**Task goal:** Copy all records verbatim.

Start of Input data

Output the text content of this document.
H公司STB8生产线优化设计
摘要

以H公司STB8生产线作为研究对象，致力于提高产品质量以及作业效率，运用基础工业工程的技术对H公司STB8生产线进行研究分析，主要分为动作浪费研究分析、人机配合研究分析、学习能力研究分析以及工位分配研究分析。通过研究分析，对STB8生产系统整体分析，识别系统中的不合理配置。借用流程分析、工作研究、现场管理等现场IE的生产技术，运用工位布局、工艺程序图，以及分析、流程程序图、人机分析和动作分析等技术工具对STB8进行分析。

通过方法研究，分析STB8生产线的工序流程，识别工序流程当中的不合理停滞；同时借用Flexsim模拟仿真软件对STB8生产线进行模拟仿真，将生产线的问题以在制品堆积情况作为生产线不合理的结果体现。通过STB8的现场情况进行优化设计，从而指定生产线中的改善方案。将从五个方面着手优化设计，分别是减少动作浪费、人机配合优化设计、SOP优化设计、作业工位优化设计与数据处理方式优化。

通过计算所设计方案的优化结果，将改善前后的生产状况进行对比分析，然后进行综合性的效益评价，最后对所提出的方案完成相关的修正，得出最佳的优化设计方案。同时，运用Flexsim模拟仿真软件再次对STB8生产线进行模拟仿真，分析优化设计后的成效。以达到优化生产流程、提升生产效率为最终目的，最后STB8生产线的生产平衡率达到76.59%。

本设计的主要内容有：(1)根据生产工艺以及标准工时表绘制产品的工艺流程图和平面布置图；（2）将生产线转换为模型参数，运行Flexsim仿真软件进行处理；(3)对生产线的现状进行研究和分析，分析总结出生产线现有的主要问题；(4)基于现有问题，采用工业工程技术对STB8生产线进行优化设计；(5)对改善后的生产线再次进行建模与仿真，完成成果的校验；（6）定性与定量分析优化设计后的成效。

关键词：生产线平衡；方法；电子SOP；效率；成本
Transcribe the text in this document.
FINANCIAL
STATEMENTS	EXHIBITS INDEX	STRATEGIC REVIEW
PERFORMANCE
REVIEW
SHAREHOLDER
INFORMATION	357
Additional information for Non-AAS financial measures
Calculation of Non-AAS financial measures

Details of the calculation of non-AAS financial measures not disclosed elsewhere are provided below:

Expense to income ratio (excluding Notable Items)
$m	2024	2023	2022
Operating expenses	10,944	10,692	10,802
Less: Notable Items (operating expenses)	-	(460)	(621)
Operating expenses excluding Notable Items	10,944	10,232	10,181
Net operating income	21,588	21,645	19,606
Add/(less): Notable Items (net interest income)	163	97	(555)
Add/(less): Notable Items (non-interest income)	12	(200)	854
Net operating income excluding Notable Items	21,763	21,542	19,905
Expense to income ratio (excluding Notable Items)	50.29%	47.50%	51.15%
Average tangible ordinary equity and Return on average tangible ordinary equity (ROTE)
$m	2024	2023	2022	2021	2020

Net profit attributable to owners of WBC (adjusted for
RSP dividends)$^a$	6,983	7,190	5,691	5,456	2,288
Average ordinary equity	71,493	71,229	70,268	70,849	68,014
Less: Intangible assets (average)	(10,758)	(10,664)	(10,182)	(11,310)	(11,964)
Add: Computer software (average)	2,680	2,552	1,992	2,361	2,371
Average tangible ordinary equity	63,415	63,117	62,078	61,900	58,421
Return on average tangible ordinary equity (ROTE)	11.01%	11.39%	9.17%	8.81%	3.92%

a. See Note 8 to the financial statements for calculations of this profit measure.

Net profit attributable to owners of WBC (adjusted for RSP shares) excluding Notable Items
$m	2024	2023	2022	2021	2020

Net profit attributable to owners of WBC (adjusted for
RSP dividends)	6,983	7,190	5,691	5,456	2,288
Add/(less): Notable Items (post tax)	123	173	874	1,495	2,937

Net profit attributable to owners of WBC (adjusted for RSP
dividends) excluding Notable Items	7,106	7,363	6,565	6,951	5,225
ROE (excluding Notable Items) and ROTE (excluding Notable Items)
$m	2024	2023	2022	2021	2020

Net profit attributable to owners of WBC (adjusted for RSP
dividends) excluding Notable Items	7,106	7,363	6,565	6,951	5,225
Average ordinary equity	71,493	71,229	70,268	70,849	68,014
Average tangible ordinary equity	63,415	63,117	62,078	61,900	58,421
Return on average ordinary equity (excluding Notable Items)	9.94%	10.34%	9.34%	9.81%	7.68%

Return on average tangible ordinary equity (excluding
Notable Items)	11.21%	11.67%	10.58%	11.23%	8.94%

End of Input data

**The solution:**
Output the text content of this document.
H公司STB8生产线优化设计
摘要

以H公司STB8生产线作为研究对象，致力于提高产品质量以及作业效率，运用基础工业工程的技术对H公司STB8生产线进行研究分析，主要分为动作浪费研究分析、人机配合研究分析、学习能力研究分析以及工位分配研究分析。通过研究分析，对STB8生产系统整体分析，识别系统中的不合理配置。借用流程分析、工作研究、现场管理等现场IE的生产技术，运用工位布局、工艺程序图，以及分析、流程程序图、人机分析和动作分析等技术工具对STB8进行分析。

通过方法研究，分析STB8生产线的工序流程，识别工序流程当中的不合理停滞；同时借用Flexsim模拟仿真软件对STB8生产线进行模拟仿真，将生产线的问题以在制品堆积情况作为生产线不合理的结果体现。通过STB8的现场情况进行优化设计，从而指定生产线中的改善方案。将从五个方面着手优化设计，分别是减少动作浪费、人机配合优化设计、SOP优化设计、作业工位优化设计与数据处理方式优化。

通过计算所设计方案的优化结果，将改善前后的生产状况进行对比分析，然后进行综合性的效益评价，最后对所提出的方案完成相关的修正，得出最佳的优化设计方案。同时，运用Flexsim模拟仿真软件再次对STB8生产线进行模拟仿真，分析优化设计后的成效。以达到优化生产流程、提升生产效率为最终目的，最后STB8生产线的生产平衡率达到76.59%。

本设计的主要内容有：(1)根据生产工艺以及标准工时表绘制产品的工艺流程图和平面布置图；（2）将生产线转换为模型参数，运行Flexsim仿真软件进行处理；(3)对生产线的现状进行研究和分析，分析总结出生产线现有的主要问题；(4)基于现有问题，采用工业工程技术对STB8生产线进行优化设计；(5)对改善后的生产线再次进行建模与仿真，完成成果的校验；（6）定性与定量分析优化设计后的成效。

关键词：生产线平衡；方法；电子SOP；效率；成本
Transcribe the text in this document.
FINANCIAL
STATEMENTS	EXHIBITS INDEX	STRATEGIC REVIEW
PERFORMANCE
REVIEW
SHAREHOLDER
INFORMATION	357
Additional information for Non-AAS financial measures
Calculation of Non-AAS financial measures

Details of the calculation of non-AAS financial measures not disclosed elsewhere are provided below:

Expense to income ratio (excluding Notable Items)
$m	2024	2023	2022
Operating expenses	10,944	10,692	10,802
Less: Notable Items (operating expenses)	-	(460)	(621)
Operating expenses excluding Notable Items	10,944	10,232	10,181
Net operating income	21,588	21,645	19,606
Add/(less): Notable Items (net interest income)	163	97	(555)
Add/(less): Notable Items (non-interest income)	12	(200)	854
Net operating income excluding Notable Items	21,763	21,542	19,905
Expense to income ratio (excluding Notable Items)	50.29%	47.50%	51.15%
Average tangible ordinary equity and Return on average tangible ordinary equity (ROTE)
$m	2024	2023	2022	2021	2020

Net profit attributable to owners of WBC (adjusted for
RSP dividends)$^a$	6,983	7,190	5,691	5,456	2,288
Average ordinary equity	71,493	71,229	70,268	70,849	68,014
Less: Intangible assets (average)	(10,758)	(10,664)	(10,182)	(11,310)	(11,964)
Add: Computer software (average)	2,680	2,552	1,992	2,361	2,371
Average tangible ordinary equity	63,415	63,117	62,078	61,900	58,421
Return on average tangible ordinary equity (ROTE)	11.01%	11.39%	9.17%	8.81%	3.92%

a. See Note 8 to the financial statements for calculations of this profit measure.

Net profit attributable to owners of WBC (adjusted for RSP shares) excluding Notable Items
$m	2024	2023	2022	2021	2020

Net profit attributable to owners of WBC (adjusted for
RSP dividends)	6,983	7,190	5,691	5,456	2,288
Add/(less): Notable Items (post tax)	123	173	874	1,495	2,937

Net profit attributable to owners of WBC (adjusted for RSP
dividends) excluding Notable Items	7,106	7,363	6,565	6,951	5,225
ROE (excluding Notable Items) and ROTE (excluding Notable Items)
$m	2024	2023	2022	2021	2020

Net profit attributable to owners of WBC (adjusted for RSP
dividends) excluding Notable Items	7,106	7,363	6,565	6,951	5,225
Average ordinary equity	71,493	71,229	70,268	70,849	68,014
Average tangible ordinary equity	63,415	63,117	62,078	61,900	58,421
Return on average ordinary equity (excluding Notable Items)	9.94%	10.34%	9.34%	9.81%	7.68%

Return on average tangible ordinary equity (excluding
Notable Items)	11.21%	11.67%	10.58%	11.23%	8.94%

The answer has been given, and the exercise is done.